(Extracted records)
┌──

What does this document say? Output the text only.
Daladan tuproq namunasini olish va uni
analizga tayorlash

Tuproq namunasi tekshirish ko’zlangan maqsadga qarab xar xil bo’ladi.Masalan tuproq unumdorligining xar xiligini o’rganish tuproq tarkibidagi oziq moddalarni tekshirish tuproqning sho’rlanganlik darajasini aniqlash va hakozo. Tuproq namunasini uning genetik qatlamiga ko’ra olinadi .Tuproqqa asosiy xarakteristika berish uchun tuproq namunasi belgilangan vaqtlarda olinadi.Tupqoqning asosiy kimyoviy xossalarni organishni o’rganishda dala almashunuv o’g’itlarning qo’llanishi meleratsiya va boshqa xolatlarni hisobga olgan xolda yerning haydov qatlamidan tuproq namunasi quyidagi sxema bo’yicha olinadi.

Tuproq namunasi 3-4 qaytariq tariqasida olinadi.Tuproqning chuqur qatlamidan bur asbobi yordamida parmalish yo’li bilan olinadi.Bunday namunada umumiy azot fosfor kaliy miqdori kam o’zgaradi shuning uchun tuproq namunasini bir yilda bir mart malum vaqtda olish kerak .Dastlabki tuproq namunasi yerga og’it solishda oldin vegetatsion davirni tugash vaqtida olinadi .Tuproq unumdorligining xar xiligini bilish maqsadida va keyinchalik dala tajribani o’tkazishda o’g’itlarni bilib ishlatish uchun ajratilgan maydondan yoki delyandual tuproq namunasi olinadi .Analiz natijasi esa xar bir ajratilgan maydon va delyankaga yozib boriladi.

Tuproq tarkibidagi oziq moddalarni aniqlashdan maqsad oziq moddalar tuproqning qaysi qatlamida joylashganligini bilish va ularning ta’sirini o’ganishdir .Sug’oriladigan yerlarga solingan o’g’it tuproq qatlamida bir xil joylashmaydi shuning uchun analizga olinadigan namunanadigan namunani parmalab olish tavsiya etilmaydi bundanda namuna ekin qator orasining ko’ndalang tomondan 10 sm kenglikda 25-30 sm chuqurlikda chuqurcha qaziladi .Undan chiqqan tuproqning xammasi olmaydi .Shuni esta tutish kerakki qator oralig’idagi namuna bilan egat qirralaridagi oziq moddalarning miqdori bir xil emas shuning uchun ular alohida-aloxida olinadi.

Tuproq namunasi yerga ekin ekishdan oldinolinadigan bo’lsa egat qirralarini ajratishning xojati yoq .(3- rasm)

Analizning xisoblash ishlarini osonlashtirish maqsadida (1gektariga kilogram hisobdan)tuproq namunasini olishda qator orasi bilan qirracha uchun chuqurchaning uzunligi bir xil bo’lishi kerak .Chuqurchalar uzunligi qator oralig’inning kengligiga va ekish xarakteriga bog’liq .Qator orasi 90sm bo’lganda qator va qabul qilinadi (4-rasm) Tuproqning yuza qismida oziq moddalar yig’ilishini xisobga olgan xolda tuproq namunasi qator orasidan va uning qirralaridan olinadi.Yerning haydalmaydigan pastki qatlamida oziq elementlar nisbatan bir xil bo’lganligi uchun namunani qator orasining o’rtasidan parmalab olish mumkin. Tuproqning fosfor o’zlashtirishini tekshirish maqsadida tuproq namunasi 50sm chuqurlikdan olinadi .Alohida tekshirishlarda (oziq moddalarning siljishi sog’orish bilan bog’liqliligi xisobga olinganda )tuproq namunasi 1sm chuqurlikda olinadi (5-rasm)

└──

- **Set exercise**
From the data, list each line in which the string "analizga" appears.

- **Reply**
analizga tayorlash
Tuproq tarkibidagi oziq moddalarni aniqlashdan maqsad oziq moddalar tuproqning qaysi qatlamida joylashganligini bilish va ularning ta’sirini o’ganishdir .Sug’oriladigan yerlarga solingan o’g’it tuproq qatlamida bir xil joylashmaydi shuning uchun analizga olinadigan namunanadigan namunani parmalab olish tavsiya etilmaydi bundanda namuna ekin qator orasining ko’ndalang tomondan 10 sm kenglikda 25-30 sm chuqurlikda chuqurcha qaziladi .Undan chiqqan tuproqning xammasi olmaydi .Shuni esta tutish kerakki qator oralig’idagi namuna bilan egat qirralaridagi oziq moddalarning miqdori bir xil emas shuning uchun ular alohida-aloxida olinadi.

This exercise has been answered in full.